— START —

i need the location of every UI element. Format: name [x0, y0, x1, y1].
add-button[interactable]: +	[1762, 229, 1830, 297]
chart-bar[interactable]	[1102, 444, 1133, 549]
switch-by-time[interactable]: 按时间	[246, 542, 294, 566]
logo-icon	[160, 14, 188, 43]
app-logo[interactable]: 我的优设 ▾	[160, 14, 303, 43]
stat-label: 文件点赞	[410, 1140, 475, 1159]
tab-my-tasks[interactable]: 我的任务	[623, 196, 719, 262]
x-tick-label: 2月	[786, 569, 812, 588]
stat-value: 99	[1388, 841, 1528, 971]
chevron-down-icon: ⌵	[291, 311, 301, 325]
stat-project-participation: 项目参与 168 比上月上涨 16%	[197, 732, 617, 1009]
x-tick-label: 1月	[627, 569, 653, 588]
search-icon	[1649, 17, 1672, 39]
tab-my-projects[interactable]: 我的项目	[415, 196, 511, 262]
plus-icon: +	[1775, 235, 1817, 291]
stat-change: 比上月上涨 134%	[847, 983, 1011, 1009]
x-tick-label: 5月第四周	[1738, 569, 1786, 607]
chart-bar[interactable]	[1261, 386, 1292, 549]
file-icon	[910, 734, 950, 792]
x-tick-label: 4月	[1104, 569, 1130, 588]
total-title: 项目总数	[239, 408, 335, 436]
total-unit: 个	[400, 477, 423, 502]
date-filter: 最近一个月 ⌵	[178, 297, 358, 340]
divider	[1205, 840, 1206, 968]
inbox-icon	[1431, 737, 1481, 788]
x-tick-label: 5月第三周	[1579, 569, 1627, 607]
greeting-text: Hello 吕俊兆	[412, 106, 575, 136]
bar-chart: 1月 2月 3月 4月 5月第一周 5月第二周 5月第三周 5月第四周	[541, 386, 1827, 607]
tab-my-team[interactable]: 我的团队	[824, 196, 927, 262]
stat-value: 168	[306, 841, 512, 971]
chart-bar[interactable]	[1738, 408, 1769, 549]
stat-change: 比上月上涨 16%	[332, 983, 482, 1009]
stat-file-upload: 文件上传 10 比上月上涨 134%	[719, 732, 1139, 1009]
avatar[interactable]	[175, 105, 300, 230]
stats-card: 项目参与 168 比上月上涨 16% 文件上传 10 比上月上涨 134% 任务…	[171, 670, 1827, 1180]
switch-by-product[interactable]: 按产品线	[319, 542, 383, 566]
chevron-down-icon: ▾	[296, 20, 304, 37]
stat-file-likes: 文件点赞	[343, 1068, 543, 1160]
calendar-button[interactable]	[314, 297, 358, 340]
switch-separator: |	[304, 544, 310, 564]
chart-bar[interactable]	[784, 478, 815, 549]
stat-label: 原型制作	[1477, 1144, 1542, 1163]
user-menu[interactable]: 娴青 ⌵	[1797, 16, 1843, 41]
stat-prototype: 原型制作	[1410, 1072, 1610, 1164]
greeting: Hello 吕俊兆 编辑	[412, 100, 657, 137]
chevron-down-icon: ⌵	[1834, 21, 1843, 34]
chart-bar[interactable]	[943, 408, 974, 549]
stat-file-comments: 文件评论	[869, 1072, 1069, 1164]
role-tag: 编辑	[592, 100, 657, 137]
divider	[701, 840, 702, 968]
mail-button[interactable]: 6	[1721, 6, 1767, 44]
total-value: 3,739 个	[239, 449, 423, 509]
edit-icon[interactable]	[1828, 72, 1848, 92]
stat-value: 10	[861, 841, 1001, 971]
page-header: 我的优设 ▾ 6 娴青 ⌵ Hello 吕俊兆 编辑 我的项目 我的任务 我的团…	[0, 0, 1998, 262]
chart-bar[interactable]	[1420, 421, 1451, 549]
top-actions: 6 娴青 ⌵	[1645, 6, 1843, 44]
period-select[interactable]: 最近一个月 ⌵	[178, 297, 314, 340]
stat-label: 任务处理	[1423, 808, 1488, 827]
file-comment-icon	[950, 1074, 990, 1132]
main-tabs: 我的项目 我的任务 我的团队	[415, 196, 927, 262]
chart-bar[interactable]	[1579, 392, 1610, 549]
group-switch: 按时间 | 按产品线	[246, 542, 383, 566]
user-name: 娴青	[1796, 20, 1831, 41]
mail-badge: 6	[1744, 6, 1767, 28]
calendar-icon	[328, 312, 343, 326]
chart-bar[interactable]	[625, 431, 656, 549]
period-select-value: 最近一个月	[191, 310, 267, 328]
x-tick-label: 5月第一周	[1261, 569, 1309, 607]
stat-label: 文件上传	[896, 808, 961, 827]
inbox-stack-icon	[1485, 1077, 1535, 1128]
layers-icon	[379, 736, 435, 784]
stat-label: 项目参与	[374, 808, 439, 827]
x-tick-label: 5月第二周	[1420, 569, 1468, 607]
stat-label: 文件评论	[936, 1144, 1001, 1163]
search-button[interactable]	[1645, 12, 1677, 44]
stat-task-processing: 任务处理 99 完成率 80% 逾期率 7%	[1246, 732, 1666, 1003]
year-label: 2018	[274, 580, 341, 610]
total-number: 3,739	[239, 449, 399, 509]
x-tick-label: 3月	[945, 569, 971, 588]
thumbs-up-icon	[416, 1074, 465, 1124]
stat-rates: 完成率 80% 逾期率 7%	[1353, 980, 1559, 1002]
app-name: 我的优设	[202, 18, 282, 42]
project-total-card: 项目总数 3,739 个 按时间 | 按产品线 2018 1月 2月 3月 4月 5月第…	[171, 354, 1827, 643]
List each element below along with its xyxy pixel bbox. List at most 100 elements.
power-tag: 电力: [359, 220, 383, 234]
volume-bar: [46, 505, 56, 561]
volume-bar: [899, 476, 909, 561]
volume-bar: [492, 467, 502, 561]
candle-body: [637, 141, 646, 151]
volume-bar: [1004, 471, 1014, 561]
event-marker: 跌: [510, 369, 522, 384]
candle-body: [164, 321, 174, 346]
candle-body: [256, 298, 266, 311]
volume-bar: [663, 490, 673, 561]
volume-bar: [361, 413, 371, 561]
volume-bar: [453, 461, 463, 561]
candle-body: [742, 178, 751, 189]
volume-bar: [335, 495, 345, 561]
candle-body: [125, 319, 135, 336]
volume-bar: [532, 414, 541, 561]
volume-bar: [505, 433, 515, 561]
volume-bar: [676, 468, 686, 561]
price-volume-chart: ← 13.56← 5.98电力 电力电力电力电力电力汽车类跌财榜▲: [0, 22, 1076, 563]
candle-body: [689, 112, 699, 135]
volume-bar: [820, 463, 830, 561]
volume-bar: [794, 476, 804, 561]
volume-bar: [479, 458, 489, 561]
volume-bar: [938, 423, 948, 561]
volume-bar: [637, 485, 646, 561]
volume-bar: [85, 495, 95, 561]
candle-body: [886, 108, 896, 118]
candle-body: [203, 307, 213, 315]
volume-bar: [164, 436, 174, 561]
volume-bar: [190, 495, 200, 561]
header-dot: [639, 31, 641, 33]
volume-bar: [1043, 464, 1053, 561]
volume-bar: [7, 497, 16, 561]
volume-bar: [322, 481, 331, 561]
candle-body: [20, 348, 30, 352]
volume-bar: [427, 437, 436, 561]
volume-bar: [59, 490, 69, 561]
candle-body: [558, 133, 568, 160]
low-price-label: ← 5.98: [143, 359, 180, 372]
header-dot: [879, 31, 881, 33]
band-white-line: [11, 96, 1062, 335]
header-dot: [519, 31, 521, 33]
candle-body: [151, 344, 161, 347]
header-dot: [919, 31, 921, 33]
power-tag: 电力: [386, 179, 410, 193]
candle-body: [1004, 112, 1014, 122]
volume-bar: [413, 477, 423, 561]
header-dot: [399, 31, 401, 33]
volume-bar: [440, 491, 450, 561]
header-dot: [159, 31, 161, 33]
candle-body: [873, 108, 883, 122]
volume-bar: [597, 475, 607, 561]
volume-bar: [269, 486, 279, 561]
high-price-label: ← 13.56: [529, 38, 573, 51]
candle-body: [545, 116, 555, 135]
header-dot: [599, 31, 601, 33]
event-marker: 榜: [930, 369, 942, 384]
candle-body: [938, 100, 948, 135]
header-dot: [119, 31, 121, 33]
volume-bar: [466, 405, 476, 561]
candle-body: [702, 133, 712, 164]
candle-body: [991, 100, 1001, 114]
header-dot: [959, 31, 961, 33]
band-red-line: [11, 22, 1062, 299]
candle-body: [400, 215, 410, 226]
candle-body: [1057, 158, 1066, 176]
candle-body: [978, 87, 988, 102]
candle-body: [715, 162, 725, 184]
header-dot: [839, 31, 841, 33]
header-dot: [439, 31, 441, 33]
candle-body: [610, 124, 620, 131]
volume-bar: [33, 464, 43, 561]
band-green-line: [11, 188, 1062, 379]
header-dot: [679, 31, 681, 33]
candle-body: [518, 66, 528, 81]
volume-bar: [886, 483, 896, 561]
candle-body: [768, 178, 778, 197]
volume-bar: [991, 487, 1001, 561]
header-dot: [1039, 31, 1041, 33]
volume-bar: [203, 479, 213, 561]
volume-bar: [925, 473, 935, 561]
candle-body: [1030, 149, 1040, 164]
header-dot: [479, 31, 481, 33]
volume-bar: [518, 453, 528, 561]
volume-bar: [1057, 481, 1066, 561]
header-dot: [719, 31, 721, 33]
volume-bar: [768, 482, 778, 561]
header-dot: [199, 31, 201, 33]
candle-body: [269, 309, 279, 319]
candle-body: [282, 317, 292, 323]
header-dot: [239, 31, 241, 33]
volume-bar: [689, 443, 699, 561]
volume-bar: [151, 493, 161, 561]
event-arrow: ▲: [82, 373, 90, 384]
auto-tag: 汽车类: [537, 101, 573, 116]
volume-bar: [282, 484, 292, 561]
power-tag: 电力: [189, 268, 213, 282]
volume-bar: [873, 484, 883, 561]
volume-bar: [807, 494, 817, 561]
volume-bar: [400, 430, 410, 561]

— END —

## What the exercise asks
Locate each line in the listing above that contains the string "search" and copy it out. Uppercase and lowercase must match.

## Correct output
search-icon	[1649, 17, 1672, 39]
search-button[interactable]	[1645, 12, 1677, 44]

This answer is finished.